- WORK REQUIRED:
A single number is the answer here: how many lines of the entries contain "Query"?

- SUPPLIED INFORMATION:
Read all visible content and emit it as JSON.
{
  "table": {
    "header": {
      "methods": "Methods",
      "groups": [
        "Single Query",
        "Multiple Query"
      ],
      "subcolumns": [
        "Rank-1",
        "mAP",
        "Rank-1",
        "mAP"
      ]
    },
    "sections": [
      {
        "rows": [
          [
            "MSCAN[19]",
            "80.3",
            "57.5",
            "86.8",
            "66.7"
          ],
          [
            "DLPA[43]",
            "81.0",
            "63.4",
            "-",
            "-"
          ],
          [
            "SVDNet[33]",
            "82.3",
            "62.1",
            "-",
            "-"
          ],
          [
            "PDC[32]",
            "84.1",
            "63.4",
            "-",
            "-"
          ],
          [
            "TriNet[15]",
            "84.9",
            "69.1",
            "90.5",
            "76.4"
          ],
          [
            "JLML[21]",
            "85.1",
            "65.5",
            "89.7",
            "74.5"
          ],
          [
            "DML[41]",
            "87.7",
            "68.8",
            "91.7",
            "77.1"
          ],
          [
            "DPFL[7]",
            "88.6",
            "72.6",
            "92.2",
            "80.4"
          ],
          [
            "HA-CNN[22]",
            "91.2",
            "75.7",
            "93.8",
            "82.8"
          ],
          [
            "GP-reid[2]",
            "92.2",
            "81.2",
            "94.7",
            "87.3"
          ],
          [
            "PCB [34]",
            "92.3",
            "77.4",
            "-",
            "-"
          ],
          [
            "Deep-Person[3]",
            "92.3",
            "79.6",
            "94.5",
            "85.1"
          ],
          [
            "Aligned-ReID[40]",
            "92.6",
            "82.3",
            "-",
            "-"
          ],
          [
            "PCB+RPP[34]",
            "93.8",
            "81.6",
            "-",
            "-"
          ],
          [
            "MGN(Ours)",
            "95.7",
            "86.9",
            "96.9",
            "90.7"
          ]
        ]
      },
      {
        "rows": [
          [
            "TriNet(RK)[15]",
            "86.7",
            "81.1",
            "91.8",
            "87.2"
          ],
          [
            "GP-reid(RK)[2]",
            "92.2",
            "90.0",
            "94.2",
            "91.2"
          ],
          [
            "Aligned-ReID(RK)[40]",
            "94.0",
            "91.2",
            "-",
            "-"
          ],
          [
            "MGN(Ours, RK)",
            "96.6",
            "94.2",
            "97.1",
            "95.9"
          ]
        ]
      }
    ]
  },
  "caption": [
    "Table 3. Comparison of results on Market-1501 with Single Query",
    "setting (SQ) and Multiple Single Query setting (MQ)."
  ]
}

- WRITTEN ANSWER:
4